From the line containing "Extract all readable text from this page." down to the last line of the records below, copy every line exactly. Leave out everything before it.

###

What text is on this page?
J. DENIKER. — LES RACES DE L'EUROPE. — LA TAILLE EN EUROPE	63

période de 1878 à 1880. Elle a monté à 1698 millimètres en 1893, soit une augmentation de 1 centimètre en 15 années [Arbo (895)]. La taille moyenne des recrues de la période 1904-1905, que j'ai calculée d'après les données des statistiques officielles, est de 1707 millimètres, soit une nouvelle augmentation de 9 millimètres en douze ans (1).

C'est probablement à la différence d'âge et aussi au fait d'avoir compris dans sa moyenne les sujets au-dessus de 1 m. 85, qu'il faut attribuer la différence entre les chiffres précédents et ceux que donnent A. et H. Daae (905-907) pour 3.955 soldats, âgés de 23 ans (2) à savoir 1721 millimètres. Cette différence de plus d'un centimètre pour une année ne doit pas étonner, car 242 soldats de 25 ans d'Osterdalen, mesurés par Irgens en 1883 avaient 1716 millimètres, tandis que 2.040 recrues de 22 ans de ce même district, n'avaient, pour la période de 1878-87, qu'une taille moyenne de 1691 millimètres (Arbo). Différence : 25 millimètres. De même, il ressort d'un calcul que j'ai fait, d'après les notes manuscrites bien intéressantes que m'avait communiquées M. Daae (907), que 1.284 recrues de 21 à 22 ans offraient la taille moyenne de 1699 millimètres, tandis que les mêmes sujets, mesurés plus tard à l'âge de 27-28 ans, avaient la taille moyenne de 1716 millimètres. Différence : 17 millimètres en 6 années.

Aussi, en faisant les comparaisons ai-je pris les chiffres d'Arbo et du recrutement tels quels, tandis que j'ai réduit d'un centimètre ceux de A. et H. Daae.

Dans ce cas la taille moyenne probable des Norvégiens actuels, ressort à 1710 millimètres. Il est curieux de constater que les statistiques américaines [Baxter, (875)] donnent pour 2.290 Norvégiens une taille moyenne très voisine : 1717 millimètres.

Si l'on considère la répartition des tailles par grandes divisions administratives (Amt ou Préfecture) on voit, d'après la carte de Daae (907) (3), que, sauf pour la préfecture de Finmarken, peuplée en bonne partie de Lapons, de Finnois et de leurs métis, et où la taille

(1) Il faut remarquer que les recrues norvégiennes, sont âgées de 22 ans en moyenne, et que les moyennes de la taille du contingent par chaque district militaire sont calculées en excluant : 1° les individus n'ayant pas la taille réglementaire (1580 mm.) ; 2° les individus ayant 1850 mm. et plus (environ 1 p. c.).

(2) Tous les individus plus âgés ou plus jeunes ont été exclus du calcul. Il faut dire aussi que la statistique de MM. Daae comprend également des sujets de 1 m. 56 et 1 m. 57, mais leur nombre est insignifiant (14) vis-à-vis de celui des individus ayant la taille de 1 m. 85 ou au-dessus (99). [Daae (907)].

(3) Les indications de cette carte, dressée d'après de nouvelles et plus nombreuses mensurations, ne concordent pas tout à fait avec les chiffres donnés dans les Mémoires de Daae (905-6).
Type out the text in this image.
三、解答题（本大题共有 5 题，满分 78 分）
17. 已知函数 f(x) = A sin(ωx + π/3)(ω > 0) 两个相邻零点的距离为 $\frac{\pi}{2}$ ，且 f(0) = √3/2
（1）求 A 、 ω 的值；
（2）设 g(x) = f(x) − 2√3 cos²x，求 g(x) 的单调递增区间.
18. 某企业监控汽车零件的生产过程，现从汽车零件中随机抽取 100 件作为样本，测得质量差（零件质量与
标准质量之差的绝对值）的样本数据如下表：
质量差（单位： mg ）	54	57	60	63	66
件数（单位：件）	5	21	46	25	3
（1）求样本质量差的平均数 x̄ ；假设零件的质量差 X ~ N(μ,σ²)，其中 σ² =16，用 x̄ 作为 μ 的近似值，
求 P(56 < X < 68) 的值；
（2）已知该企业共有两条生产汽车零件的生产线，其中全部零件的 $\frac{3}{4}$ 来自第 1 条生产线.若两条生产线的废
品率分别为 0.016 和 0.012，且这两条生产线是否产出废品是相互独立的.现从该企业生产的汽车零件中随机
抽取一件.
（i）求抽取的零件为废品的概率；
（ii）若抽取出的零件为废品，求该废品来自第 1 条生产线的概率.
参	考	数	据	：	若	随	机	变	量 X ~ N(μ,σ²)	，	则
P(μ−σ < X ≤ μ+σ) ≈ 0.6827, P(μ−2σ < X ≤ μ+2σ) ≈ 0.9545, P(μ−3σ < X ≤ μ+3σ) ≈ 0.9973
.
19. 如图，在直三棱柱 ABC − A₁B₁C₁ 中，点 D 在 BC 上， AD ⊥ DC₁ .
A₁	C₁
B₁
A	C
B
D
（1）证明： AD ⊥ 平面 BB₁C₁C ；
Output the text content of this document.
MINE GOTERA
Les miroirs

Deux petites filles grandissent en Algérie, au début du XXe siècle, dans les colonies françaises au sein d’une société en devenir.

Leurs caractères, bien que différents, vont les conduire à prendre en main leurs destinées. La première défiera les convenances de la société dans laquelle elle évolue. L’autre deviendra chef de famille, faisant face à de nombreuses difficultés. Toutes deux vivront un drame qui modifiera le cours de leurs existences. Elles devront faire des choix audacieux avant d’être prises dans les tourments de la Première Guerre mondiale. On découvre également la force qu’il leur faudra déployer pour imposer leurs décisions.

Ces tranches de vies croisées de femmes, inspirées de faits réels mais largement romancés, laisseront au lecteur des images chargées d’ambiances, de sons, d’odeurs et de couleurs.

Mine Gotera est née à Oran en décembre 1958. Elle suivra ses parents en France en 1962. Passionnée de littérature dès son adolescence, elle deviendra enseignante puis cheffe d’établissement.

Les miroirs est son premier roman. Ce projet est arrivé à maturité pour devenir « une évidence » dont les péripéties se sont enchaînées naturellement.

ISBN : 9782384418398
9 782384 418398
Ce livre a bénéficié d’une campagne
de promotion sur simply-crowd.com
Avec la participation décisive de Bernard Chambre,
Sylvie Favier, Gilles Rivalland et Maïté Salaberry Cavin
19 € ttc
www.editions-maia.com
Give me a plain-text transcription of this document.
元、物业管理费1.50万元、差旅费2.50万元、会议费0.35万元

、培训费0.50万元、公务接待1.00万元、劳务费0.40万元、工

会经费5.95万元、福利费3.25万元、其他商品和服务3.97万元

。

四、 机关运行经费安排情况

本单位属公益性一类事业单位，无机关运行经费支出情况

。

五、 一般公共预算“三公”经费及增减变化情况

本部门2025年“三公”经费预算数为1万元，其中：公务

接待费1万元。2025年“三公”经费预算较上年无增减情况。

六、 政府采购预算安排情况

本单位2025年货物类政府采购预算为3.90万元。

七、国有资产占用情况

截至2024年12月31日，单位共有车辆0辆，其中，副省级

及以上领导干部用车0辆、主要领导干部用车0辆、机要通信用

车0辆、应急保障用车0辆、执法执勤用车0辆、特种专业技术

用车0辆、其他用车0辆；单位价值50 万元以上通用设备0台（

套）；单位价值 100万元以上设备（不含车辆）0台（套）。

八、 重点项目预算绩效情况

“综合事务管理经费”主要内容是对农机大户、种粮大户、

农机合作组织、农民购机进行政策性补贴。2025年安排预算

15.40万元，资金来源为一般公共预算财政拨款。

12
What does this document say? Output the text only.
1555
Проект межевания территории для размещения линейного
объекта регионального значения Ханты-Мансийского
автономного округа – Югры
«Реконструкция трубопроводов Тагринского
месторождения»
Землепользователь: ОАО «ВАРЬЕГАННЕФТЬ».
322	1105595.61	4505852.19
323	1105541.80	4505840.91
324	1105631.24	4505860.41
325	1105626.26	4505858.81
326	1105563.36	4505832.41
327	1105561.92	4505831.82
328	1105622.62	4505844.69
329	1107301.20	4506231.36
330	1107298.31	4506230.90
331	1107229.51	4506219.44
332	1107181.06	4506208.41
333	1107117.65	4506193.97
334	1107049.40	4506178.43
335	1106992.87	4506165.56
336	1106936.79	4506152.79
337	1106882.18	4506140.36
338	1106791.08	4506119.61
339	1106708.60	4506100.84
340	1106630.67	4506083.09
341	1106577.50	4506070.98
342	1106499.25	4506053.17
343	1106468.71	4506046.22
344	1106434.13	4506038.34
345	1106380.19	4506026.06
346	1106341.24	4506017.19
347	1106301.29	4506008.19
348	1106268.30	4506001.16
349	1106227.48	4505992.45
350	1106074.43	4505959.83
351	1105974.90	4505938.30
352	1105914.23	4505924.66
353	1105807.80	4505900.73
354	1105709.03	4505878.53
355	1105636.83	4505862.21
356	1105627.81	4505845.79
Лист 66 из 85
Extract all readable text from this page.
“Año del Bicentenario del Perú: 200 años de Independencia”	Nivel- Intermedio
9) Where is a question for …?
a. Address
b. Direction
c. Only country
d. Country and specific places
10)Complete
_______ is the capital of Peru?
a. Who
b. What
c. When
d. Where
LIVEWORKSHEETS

###

#### [FULL ANSWER]
Extract all readable text from this page.
“Año del Bicentenario del Perú: 200 años de Independencia”	Nivel- Intermedio
9) Where is a question for …?
a. Address
b. Direction
c. Only country
d. Country and specific places
10)Complete
_______ is the capital of Peru?
a. Who
b. What
c. When
d. Where
LIVEWORKSHEETS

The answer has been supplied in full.